(WHAT TO PRODUCE) From the entries that follow, pick out all lines holding "features".

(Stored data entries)
+++++
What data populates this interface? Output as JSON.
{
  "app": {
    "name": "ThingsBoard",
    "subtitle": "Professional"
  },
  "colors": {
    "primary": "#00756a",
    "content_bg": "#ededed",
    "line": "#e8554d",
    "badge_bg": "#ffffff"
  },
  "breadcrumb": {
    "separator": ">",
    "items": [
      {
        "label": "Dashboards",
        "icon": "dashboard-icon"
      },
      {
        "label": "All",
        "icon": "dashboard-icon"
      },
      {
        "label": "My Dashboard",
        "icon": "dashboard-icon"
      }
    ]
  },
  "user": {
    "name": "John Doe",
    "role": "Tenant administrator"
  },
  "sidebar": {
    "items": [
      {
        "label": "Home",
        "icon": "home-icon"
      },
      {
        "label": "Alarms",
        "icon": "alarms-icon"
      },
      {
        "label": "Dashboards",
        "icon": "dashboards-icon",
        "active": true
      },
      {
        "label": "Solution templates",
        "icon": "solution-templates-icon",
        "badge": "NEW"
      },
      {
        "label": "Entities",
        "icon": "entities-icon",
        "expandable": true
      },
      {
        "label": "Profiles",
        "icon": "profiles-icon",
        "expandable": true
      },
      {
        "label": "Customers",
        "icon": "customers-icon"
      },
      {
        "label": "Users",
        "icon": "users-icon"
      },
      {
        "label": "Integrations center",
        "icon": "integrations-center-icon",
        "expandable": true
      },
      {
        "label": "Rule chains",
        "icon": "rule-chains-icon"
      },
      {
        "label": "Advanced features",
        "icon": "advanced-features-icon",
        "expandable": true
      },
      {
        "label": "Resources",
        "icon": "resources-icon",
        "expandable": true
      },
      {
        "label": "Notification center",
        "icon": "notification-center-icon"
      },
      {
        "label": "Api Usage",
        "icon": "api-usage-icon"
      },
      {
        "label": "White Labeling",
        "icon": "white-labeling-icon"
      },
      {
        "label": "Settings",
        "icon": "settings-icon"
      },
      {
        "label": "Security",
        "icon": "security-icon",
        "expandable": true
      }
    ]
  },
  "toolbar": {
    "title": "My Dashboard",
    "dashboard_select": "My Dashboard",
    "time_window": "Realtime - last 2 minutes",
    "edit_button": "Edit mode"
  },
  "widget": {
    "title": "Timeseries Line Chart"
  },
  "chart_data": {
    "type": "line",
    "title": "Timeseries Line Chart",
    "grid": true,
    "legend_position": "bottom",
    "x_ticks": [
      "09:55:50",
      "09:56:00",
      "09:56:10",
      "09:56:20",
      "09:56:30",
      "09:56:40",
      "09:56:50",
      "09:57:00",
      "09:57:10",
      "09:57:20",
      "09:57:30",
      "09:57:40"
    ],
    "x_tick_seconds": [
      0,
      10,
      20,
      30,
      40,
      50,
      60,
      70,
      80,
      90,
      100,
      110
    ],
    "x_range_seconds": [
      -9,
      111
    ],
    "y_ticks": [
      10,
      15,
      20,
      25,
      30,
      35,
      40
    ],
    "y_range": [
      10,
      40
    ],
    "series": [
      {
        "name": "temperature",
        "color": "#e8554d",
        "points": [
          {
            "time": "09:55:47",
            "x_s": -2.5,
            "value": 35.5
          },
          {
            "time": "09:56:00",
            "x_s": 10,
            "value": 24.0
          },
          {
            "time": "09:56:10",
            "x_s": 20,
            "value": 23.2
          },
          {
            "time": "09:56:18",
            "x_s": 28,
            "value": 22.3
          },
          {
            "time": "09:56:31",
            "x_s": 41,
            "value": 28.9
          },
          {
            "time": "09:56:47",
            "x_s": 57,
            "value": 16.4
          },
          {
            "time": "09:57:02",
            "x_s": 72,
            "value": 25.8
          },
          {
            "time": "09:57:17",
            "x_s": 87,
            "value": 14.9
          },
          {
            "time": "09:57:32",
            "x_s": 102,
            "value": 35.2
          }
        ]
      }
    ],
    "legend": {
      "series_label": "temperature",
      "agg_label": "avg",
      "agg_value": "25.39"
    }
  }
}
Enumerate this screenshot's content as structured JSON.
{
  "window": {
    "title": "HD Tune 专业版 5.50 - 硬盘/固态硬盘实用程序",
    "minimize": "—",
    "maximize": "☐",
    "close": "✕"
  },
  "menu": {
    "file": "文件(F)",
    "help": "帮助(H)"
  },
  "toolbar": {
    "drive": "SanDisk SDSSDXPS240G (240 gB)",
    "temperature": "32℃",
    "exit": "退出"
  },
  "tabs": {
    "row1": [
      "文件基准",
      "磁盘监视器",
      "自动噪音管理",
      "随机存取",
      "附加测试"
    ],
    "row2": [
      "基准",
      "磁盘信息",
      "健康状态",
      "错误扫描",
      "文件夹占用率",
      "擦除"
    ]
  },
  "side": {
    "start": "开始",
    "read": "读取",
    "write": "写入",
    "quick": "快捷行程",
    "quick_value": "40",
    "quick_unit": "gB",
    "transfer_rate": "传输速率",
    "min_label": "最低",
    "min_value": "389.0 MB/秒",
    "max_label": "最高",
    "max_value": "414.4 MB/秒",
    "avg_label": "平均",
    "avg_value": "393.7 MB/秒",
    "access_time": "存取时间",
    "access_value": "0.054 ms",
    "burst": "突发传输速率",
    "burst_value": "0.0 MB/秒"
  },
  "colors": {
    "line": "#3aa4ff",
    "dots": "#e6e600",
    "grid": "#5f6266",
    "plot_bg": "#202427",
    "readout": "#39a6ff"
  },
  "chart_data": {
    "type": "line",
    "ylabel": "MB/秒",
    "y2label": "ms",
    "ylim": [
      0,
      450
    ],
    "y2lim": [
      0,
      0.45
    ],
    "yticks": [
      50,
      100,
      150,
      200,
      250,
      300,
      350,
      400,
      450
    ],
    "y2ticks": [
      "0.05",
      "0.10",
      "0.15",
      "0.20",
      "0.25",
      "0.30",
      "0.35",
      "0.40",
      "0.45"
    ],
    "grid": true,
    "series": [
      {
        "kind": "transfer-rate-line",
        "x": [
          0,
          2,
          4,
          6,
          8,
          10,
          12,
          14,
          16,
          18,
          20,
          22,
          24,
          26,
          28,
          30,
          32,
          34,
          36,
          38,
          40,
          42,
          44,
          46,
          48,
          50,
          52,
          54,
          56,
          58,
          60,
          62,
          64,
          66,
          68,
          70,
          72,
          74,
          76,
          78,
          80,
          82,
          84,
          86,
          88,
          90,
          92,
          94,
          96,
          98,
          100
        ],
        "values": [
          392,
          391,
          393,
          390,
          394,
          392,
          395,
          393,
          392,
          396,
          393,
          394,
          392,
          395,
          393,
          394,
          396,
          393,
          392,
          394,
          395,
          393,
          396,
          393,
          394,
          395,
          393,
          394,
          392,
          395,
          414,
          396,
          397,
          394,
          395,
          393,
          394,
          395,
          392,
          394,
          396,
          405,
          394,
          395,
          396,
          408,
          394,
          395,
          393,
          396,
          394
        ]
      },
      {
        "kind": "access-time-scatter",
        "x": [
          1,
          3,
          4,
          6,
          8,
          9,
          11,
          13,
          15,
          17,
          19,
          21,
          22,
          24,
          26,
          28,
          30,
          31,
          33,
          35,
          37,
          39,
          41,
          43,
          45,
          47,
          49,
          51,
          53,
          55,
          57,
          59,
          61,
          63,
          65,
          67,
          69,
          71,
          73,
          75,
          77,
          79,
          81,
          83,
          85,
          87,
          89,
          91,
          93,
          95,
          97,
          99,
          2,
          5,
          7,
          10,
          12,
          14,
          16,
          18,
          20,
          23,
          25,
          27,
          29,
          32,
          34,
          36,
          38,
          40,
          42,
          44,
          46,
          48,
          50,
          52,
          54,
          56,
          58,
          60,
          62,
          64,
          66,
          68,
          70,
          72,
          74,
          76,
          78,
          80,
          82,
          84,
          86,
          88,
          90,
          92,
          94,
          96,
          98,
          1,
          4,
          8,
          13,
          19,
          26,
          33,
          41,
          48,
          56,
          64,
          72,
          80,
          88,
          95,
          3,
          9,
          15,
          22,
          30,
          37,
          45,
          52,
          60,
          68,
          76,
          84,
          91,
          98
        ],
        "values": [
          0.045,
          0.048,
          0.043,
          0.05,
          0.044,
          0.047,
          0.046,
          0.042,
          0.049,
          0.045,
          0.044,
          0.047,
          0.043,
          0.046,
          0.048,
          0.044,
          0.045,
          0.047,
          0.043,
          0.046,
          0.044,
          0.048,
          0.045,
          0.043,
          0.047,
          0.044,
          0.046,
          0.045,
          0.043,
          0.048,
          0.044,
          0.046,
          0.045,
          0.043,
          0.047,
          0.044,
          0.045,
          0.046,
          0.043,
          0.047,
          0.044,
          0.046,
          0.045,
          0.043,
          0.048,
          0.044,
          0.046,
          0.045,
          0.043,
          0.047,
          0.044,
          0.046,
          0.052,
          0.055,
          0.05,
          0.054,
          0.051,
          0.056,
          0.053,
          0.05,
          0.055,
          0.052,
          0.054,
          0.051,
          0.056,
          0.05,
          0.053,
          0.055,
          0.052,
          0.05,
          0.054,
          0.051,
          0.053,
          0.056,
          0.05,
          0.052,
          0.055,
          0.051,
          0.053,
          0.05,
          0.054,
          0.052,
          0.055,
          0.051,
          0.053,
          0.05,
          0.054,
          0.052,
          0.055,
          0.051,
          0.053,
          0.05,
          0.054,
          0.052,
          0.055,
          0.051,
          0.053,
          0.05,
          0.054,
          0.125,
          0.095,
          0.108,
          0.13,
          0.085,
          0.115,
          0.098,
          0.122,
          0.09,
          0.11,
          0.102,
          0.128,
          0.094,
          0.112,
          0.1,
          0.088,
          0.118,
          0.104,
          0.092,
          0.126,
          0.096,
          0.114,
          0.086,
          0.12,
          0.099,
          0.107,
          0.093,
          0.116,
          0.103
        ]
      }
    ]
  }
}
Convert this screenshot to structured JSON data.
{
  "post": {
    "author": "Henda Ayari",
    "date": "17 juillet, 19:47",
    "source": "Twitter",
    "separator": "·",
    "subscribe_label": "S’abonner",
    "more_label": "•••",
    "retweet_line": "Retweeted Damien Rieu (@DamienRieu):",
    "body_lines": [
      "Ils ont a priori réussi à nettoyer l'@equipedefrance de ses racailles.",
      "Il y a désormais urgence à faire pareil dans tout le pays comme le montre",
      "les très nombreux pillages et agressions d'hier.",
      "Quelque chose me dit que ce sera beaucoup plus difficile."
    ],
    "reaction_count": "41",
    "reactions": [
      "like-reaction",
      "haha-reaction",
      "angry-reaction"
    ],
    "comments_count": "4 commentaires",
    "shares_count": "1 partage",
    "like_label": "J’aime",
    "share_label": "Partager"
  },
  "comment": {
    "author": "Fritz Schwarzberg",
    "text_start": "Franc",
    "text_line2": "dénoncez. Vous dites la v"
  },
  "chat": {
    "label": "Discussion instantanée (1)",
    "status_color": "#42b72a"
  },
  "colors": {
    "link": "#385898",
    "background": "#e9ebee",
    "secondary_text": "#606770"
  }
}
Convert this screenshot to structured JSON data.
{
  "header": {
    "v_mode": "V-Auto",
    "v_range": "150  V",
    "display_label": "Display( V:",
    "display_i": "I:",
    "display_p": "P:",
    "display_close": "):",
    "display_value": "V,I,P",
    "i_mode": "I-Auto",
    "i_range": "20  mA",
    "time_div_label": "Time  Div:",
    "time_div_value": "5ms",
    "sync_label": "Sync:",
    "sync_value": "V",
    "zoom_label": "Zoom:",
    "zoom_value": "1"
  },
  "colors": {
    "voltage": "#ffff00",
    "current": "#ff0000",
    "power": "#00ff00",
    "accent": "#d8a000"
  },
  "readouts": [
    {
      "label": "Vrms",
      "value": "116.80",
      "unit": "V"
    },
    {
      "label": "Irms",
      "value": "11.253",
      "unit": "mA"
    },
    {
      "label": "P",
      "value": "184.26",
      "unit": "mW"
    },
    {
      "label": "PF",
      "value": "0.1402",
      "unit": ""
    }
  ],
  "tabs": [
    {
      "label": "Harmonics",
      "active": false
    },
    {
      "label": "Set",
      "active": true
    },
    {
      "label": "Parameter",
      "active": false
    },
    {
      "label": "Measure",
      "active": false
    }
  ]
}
+++++
(RESULT FOR THIS TASK)
        "label": "Advanced features",
        "icon": "advanced-features-icon",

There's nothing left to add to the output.